Rows from a dataset:
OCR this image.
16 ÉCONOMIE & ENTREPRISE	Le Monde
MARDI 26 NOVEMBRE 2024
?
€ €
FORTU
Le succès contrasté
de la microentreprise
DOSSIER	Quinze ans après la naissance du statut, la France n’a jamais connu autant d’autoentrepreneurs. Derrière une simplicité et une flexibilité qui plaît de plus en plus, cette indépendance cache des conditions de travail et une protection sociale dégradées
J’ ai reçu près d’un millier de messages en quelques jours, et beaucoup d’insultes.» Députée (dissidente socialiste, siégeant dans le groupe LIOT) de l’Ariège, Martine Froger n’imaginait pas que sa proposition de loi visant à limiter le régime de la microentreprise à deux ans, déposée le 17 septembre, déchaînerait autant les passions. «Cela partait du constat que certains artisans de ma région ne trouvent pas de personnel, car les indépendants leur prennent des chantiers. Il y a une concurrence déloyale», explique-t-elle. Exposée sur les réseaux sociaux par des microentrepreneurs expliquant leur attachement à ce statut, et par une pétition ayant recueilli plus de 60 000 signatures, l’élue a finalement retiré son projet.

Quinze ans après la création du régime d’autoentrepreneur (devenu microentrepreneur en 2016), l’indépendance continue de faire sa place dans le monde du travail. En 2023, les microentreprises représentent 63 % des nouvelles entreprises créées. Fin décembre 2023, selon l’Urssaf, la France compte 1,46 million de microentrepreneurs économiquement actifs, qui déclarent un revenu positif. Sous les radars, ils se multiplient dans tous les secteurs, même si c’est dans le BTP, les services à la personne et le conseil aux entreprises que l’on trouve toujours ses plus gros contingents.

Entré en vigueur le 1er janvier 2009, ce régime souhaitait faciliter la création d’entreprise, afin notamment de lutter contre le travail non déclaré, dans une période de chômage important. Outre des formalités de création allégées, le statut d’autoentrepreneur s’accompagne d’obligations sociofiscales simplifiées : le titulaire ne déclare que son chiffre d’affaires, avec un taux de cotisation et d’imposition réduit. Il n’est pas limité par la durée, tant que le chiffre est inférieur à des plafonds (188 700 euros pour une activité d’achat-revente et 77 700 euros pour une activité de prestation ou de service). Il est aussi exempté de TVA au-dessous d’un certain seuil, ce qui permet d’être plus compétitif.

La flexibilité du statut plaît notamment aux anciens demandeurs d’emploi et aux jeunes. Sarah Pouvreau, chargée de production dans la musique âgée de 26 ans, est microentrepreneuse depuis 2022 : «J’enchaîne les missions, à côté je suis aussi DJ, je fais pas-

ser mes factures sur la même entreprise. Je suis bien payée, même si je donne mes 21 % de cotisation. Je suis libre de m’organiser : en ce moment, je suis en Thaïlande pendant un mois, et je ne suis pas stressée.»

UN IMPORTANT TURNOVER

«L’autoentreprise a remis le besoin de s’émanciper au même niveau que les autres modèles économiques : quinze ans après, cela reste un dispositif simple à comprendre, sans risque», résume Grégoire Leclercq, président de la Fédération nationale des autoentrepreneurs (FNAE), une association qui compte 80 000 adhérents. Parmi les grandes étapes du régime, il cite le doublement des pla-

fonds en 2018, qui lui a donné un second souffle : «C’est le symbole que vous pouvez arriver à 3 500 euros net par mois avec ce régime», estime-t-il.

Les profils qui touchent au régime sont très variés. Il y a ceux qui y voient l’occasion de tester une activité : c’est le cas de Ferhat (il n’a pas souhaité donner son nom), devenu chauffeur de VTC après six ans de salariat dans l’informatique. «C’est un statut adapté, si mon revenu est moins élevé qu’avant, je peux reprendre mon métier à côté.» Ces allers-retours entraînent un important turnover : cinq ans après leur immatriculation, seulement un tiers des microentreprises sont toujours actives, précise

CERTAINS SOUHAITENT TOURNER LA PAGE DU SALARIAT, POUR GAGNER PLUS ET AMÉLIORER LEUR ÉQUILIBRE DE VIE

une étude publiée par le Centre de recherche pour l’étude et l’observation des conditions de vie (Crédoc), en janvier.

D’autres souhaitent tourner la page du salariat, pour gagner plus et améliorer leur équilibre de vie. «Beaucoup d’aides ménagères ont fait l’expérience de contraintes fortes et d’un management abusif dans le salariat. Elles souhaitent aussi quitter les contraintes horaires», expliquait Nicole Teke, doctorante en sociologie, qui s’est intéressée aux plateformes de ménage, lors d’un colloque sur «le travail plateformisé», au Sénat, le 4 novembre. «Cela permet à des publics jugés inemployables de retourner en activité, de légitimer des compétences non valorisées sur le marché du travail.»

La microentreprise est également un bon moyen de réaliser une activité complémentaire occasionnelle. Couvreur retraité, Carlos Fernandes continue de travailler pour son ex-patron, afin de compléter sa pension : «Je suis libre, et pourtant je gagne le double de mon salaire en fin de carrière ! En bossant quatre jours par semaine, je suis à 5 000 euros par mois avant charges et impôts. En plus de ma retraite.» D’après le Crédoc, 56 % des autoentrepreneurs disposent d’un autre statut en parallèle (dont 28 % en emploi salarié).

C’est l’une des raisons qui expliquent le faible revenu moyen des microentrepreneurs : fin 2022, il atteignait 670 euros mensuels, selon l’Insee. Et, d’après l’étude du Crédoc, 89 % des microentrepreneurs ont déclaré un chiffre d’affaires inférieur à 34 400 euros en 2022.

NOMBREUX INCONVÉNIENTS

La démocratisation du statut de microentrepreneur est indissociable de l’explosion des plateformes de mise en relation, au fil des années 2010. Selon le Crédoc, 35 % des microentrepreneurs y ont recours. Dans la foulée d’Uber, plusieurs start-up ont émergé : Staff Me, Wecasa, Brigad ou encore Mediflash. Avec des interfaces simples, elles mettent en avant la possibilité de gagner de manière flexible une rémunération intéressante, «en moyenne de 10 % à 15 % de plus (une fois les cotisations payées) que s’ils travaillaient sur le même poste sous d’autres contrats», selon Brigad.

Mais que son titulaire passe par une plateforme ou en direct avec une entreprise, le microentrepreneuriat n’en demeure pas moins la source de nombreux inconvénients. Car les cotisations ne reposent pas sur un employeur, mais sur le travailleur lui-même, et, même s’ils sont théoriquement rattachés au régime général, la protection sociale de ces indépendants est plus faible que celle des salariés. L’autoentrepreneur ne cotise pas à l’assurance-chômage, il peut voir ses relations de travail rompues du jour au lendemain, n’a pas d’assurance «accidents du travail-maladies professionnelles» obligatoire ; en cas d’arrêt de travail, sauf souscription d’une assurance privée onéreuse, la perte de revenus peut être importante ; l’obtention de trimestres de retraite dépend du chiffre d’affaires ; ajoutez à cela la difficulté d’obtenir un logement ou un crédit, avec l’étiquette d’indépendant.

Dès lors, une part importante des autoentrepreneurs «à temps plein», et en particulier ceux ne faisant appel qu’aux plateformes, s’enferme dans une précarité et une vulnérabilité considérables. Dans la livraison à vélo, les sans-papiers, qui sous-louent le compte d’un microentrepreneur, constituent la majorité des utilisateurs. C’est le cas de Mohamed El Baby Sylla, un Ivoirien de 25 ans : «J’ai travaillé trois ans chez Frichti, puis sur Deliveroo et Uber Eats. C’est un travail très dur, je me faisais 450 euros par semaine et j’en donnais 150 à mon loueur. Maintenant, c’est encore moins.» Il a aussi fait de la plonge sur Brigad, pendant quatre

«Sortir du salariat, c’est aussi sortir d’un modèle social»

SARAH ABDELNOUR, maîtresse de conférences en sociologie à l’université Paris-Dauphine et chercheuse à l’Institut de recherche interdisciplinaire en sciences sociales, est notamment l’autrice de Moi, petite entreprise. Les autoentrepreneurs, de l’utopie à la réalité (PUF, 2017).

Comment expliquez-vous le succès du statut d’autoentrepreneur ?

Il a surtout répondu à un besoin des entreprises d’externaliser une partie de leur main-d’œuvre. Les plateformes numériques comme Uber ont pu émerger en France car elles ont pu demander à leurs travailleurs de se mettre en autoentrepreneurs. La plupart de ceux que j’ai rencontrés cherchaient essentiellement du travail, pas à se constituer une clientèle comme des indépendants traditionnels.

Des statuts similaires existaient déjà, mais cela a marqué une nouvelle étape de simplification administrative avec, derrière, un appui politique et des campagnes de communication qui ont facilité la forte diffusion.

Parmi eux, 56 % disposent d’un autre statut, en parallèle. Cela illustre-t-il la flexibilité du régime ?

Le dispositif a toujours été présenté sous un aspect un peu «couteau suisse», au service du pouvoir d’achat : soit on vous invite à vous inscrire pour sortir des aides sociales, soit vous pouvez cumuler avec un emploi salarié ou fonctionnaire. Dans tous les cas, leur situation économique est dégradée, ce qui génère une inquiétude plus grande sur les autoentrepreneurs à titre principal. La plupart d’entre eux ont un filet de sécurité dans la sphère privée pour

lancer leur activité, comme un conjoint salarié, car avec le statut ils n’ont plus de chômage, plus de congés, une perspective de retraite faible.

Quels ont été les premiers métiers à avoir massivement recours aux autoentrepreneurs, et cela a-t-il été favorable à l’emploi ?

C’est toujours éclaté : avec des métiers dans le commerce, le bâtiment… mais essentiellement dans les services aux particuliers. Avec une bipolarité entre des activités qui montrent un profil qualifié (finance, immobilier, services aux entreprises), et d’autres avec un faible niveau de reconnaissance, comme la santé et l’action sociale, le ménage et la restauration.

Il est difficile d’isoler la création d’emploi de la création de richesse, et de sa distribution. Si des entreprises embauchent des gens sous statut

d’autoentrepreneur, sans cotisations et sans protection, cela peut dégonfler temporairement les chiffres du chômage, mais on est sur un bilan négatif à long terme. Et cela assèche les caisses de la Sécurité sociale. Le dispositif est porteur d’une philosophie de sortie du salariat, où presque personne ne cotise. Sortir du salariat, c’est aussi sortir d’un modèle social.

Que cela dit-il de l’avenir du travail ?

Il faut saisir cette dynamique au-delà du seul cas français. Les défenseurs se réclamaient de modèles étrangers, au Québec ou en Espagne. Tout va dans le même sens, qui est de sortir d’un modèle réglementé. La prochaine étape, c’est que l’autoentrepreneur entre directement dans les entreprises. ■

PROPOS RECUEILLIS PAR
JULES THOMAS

The problem:
Identify each line containing the string "notamment" and copy it out.

Expected answer:
Entré en vigueur le 1er janvier 2009, ce régime souhaitait faciliter la création d’entreprise, afin notamment de lutter contre le travail non déclaré, dans une période de chômage important. Outre des formalités de création allégées, le statut d’autoentrepreneur s’accompagne d’obligations sociofiscales simplifiées : le titulaire ne déclare que son chiffre d’affaires, avec un taux de cotisation et d’imposition réduit. Il n’est pas limité par la durée, tant que le chiffre est inférieur à des plafonds (188 700 euros pour une activité d’achat-revente et 77 700 euros pour une activité de prestation ou de service). Il est aussi exempté de TVA au-dessous d’un certain seuil, ce qui permet d’être plus compétitif.
La flexibilité du statut plaît notamment aux anciens demandeurs d’emploi et aux jeunes. Sarah Pouvreau, chargée de production dans la musique âgée de 26 ans, est microentrepreneuse depuis 2022 : «J’enchaîne les missions, à côté je suis aussi DJ, je fais pas-
SARAH ABDELNOUR, maîtresse de conférences en sociologie à l’université Paris-Dauphine et chercheuse à l’Institut de recherche interdisciplinaire en sciences sociales, est notamment l’autrice de Moi, petite entreprise. Les autoentrepreneurs, de l’utopie à la réalité (PUF, 2017).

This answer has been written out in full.